(Task statement): Pictures stay out of the copy; set down each line of the listing below exactly.

(Available data):
******
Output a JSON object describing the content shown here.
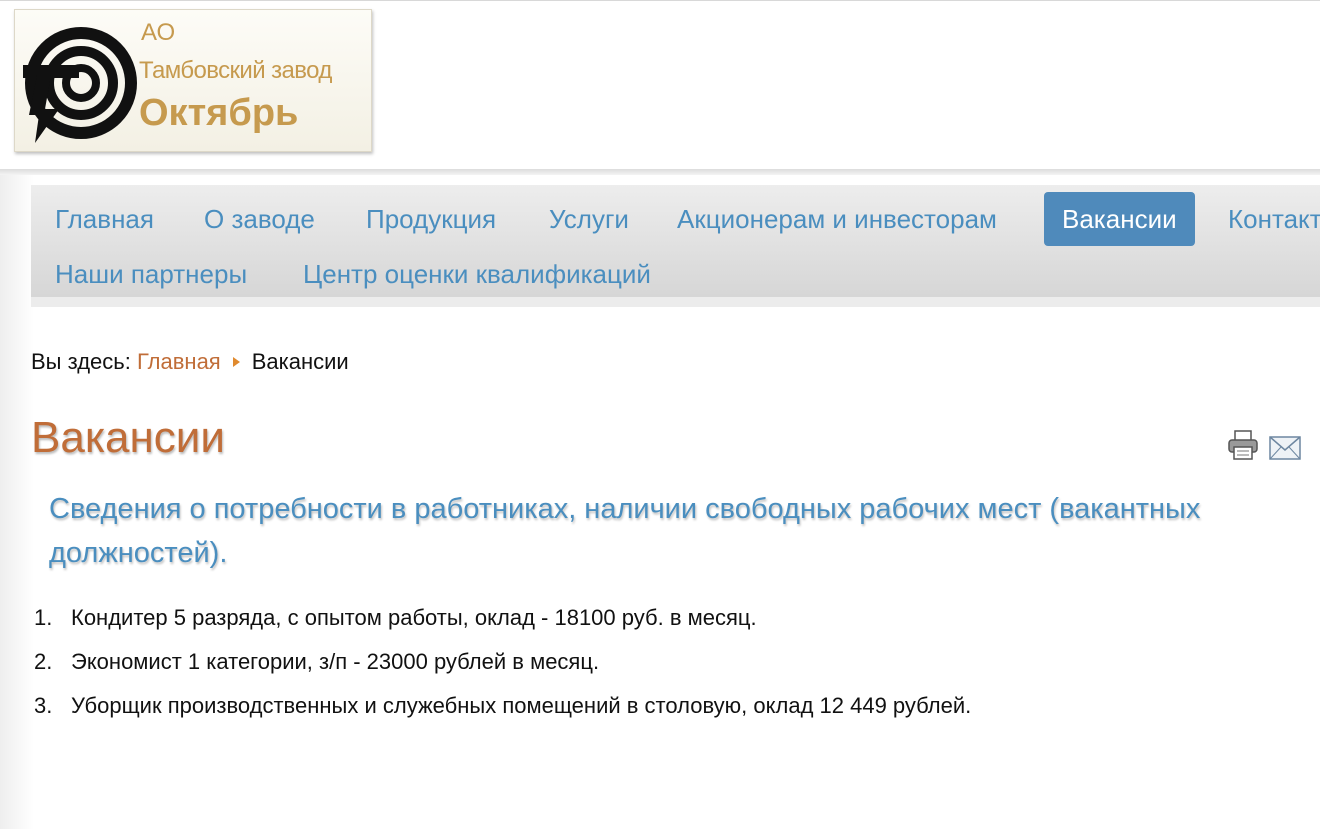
{
  "logo": {
    "line1": "АО",
    "line2": "Тамбовский завод",
    "line3": "Октябрь",
    "icon": "factory-emblem-icon"
  },
  "nav": {
    "items": [
      {
        "label": "Главная",
        "active": false
      },
      {
        "label": "О заводе",
        "active": false
      },
      {
        "label": "Продукция",
        "active": false
      },
      {
        "label": "Услуги",
        "active": false
      },
      {
        "label": "Акционерам и инвесторам",
        "active": false
      },
      {
        "label": "Вакансии",
        "active": true
      },
      {
        "label": "Контакт",
        "active": false
      },
      {
        "label": "Наши партнеры",
        "active": false
      },
      {
        "label": "Центр оценки квалификаций",
        "active": false
      }
    ]
  },
  "breadcrumb": {
    "prefix": "Вы здесь:",
    "home": "Главная",
    "current": "Вакансии"
  },
  "article": {
    "title": "Вакансии",
    "subtitle": "Сведения о потребности в работниках, наличии свободных рабочих мест (вакантных должностей).",
    "icons": [
      "print-icon",
      "email-icon"
    ],
    "vacancies": [
      {
        "num": "1.",
        "text": "Кондитер 5 разряда, с опытом работы, оклад - 18100 руб. в месяц."
      },
      {
        "num": "2.",
        "text": "Экономист 1 категории, з/п - 23000 рублей в месяц."
      },
      {
        "num": "3.",
        "text": "Уборщик производственных и служебных помещений в столовую, оклад 12 449 рублей."
      }
    ]
  },
  "colors": {
    "accent_orange": "#c06d38",
    "link_blue": "#4a8ebf",
    "active_tab": "#4f8abb",
    "logo_gold": "#c69a4e"
  }
}
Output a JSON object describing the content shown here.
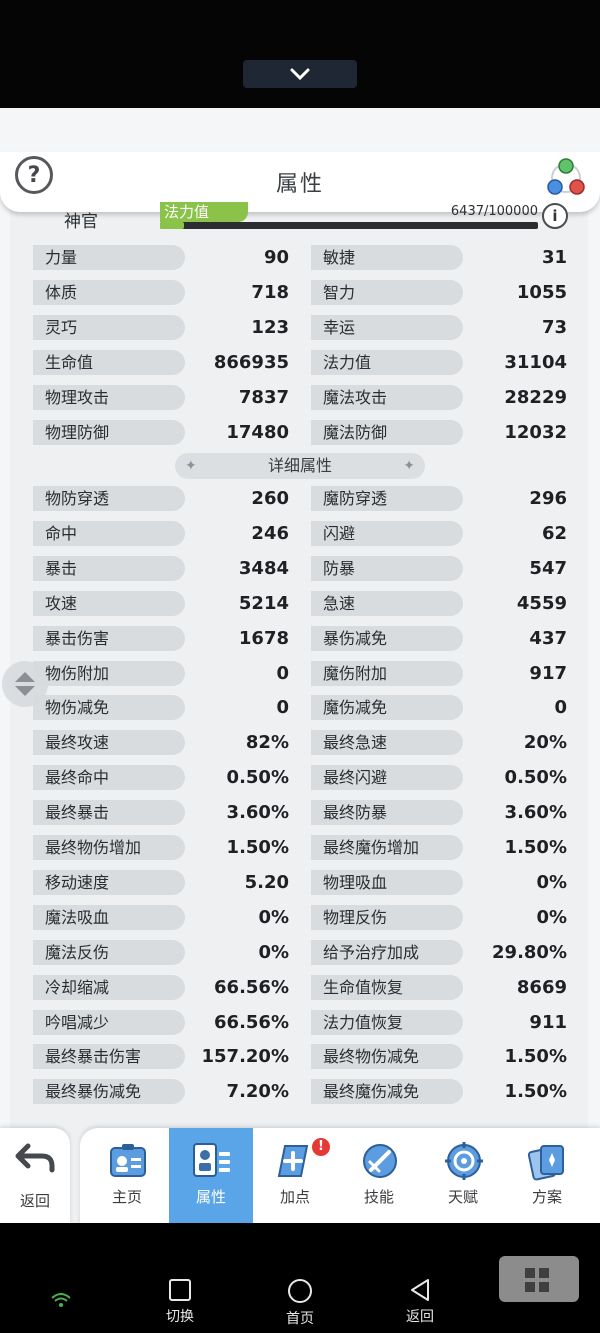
******
(Answer to this exercise):
Output a JSON object describing the content shown here.
{
  "logo": {
    "line1": "АО",
    "line2": "Тамбовский завод",
    "line3": "Октябрь",
    "icon": "factory-emblem-icon"
  },
  "nav": {
    "items": [
      {
        "label": "Главная",
        "active": false
      },
      {
        "label": "О заводе",
        "active": false
      },
      {
        "label": "Продукция",
        "active": false
      },
      {
        "label": "Услуги",
        "active": false
      },
      {
        "label": "Акционерам и инвесторам",
        "active": false
      },
      {
        "label": "Вакансии",
        "active": true
      },
      {
        "label": "Контакт",
        "active": false
      },
      {
        "label": "Наши партнеры",
        "active": false
      },
      {
        "label": "Центр оценки квалификаций",
        "active": false
      }
    ]
  },
  "breadcrumb": {
    "prefix": "Вы здесь:",
    "home": "Главная",
    "current": "Вакансии"
  },
  "article": {
    "title": "Вакансии",
    "subtitle": "Сведения о потребности в работниках, наличии свободных рабочих мест (вакантных должностей).",
    "icons": [
      "print-icon",
      "email-icon"
    ],
    "vacancies": [
      {
        "num": "1.",
        "text": "Кондитер 5 разряда, с опытом работы, оклад - 18100 руб. в месяц."
      },
      {
        "num": "2.",
        "text": "Экономист 1 категории, з/п - 23000 рублей в месяц."
      },
      {
        "num": "3.",
        "text": "Уборщик производственных и служебных помещений в столовую, оклад 12 449 рублей."
      }
    ]
  },
  "colors": {
    "accent_orange": "#c06d38",
    "link_blue": "#4a8ebf",
    "active_tab": "#4f8abb",
    "logo_gold": "#c69a4e"
  }
}
Output a JSON object describing the content shown here.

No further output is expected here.